Challenge: Can you pull out each line of the data below that includes the word "China"?

[Source data]
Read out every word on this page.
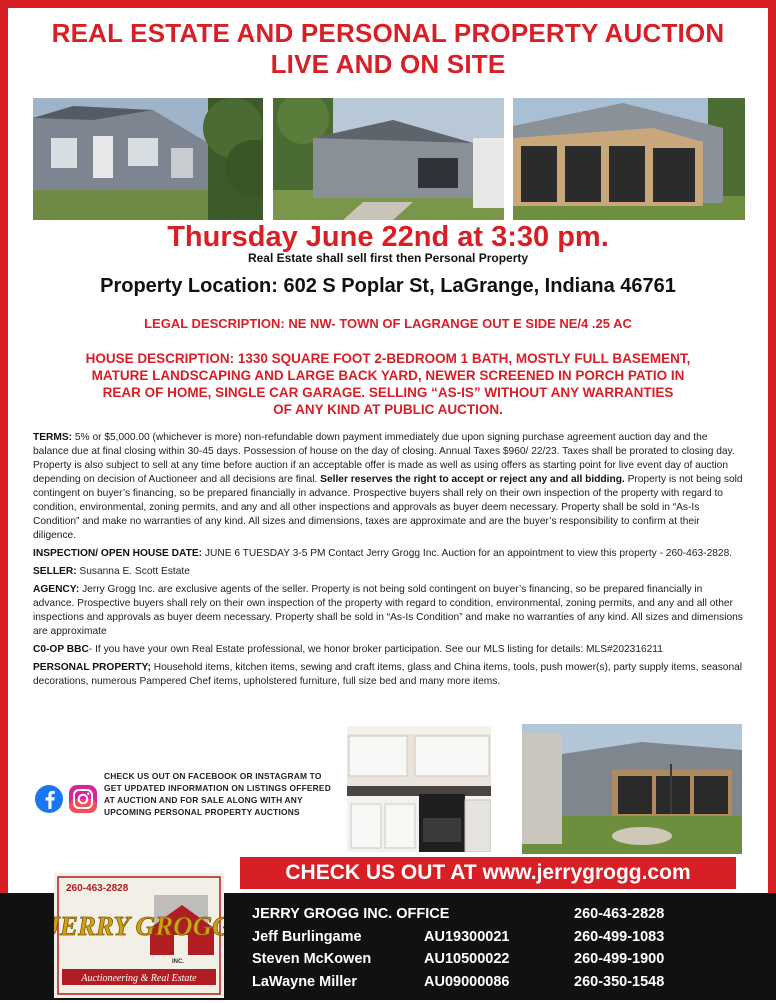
REAL ESTATE AND PERSONAL PROPERTY AUCTION
LIVE AND ON SITE
Thursday June 22nd at 3:30 pm.
Real Estate shall sell first then Personal Property
Property Location: 602 S Poplar St, LaGrange, Indiana 46761
LEGAL DESCRIPTION: NE NW- TOWN OF LAGRANGE OUT E SIDE NE/4 .25 AC
HOUSE DESCRIPTION: 1330 SQUARE FOOT 2-BEDROOM 1 BATH, MOSTLY FULL BASEMENT,
MATURE LANDSCAPING AND LARGE BACK YARD, NEWER SCREENED IN PORCH PATIO IN
REAR OF HOME, SINGLE CAR GARAGE. SELLING “AS-IS” WITHOUT ANY WARRANTIES
OF ANY KIND AT PUBLIC AUCTION.

TERMS: 5% or $5,000.00 (whichever is more) non-refundable down payment immediately due upon signing purchase agreement auction day and the balance due at final closing within 30-45 days. Possession of house on the day of closing. Annual Taxes $960/ 22/23. Taxes shall be prorated to closing day. Property is also subject to sell at any time before auction if an acceptable offer is made as well as using offers as starting point for live event day of auction depending on decision of Auctioneer and all decisions are final. Seller reserves the right to accept or reject any and all bidding. Property is not being sold contingent on buyer’s financing, so be prepared financially in advance. Prospective buyers shall rely on their own inspection of the property with regard to condition, environmental, zoning permits, and any and all other inspections and approvals as buyer deem necessary. Property shall be sold in “As-Is Condition” and make no warranties of any kind. All sizes and dimensions, taxes are approximate and are the buyer’s responsibility to confirm at their diligence.

INSPECTION/ OPEN HOUSE DATE: JUNE 6 TUESDAY 3-5 PM Contact Jerry Grogg Inc. Auction for an appointment to view this property - 260-463-2828.

SELLER: Susanna E. Scott Estate

AGENCY: Jerry Grogg Inc. are exclusive agents of the seller. Property is not being sold contingent on buyer’s financing, so be prepared financially in advance. Prospective buyers shall rely on their own inspection of the property with regard to condition, environmental, zoning permits, and any and all other inspections and approvals as buyer deem necessary. Property shall be sold in “As-Is Condition” and make no warranties of any kind. All sizes and dimensions are approximate

C0-OP BBC- If you have your own Real Estate professional, we honor broker participation. See our MLS listing for details: MLS#202316211

PERSONAL PROPERTY; Household items, kitchen items, sewing and craft items, glass and China items, tools, push mower(s), party supply items, seasonal decorations, numerous Pampered Chef items, upholstered furniture, full size bed and many more items.

CHECK US OUT ON FACEBOOK OR INSTAGRAM TO GET UPDATED INFORMATION ON LISTINGS OFFERED AT AUCTION AND FOR SALE ALONG WITH ANY UPCOMING PERSONAL PROPERTY AUCTIONS
CHECK US OUT AT www.jerrygrogg.com
260-463-2828
JERRY GROGG
INC.
Auctioneering & Real Estate
JERRY GROGG INC. OFFICE	260-463-2828
Jeff Burlingame	AU19300021	260-499-1083
Steven McKowen	AU10500022	260-499-1900
LaWayne Miller	AU09000086	260-350-1548
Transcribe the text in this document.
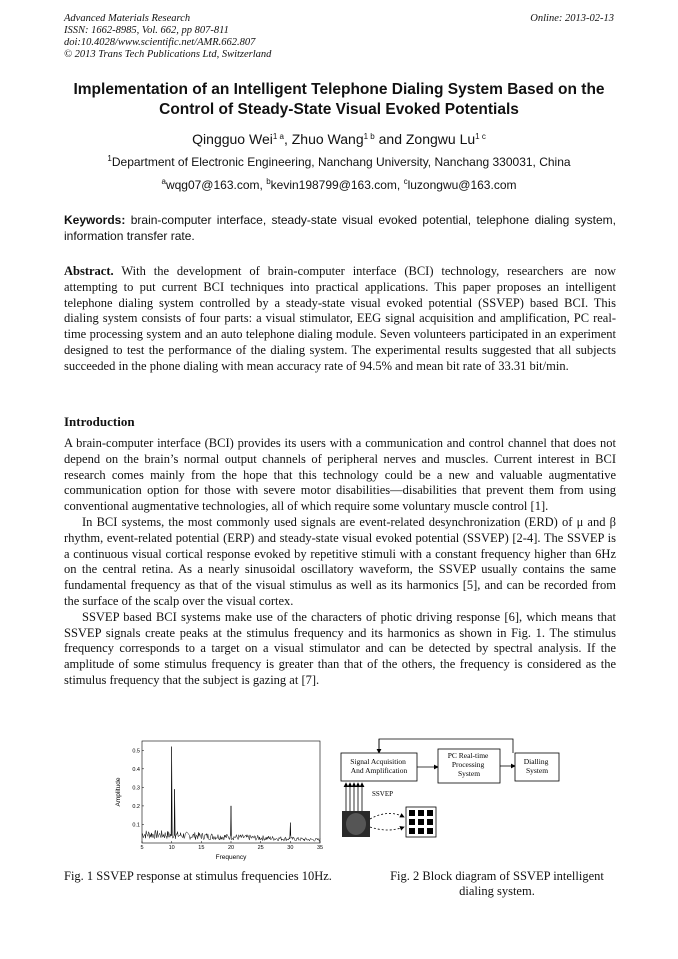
Advanced Materials Research
ISSN: 1662-8985, Vol. 662, pp 807-811
doi:10.4028/www.scientific.net/AMR.662.807
© 2013 Trans Tech Publications Ltd, Switzerland
Online: 2013-02-13
Implementation of an Intelligent Telephone Dialing System Based on the Control of Steady-State Visual Evoked Potentials
Qingguo Wei$^{1 a}$, Zhuo Wang$^{1 b}$ and Zongwu $Lu^{1 c}$
$^1$Department of Electronic Engineering, Nanchang University, Nanchang 330031, China
$^a$wqg07@163.com, $^b$kevin198799@163.com, $^c$luzongwu@163.com
Keywords: brain-computer interface, steady-state visual evoked potential, telephone dialing system, information transfer rate.
Abstract. With the development of brain-computer interface (BCI) technology, researchers are now attempting to put current BCI techniques into practical applications. This paper proposes an intelligent telephone dialing system controlled by a steady-state visual evoked potential (SSVEP) based BCI. This dialing system consists of four parts: a visual stimulator, EEG signal acquisition and amplification, PC real-time processing system and an auto telephone dialing module. Seven volunteers participated in an experiment designed to test the performance of the dialing system. The experimental results suggested that all subjects succeeded in the phone dialing with mean accuracy rate of 94.5% and mean bit rate of 33.31 bit/min.
Introduction

A brain-computer interface (BCI) provides its users with a communication and control channel that does not depend on the brain’s normal output channels of peripheral nerves and muscles. Current interest in BCI research comes mainly from the hope that this technology could be a new and valuable augmentative communication option for those with severe motor disabilities—disabilities that prevent them from using conventional augmentative technologies, all of which require some voluntary muscle control [1].

In BCI systems, the most commonly used signals are event-related desynchronization (ERD) of μ and β rhythm, event-related potential (ERP) and steady-state visual evoked potential (SSVEP) [2-4]. The SSVEP is a continuous visual cortical response evoked by repetitive stimuli with a constant frequency higher than 6Hz on the central retina. As a nearly sinusoidal oscillatory waveform, the SSVEP usually contains the same fundamental frequency as that of the visual stimulus as well as its harmonics [5], and can be recorded from the surface of the scalp over the visual cortex.

SSVEP based BCI systems make use of the characters of photic driving response [6], which means that SSVEP signals create peaks at the stimulus frequency and its harmonics as shown in Fig. 1. The stimulus frequency corresponds to a target on a visual stimulator and can be detected by spectral analysis. If the amplitude of some stimulus frequency is greater than that of the others, the frequency is considered as the stimulus frequency that the subject is gazing at [7].

5	10	15	20	25	30	35
0.1
0.2
0.3
0.4
0.5
Frequency
Amplitude
Signal Acquisition And Amplification
PC Real-time Processing System
Dialling System
SSVEP
Fig. 1 SSVEP response at stimulus frequencies 10Hz.	Fig. 2 Block diagram of SSVEP intelligent dialing system.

Answer to the task:
PERSONAL PROPERTY; Household items, kitchen items, sewing and craft items, glass and China items, tools, push mower(s), party supply items, seasonal decorations, numerous Pampered Chef items, upholstered furniture, full size bed and many more items.
$^1$Department of Electronic Engineering, Nanchang University, Nanchang 330031, China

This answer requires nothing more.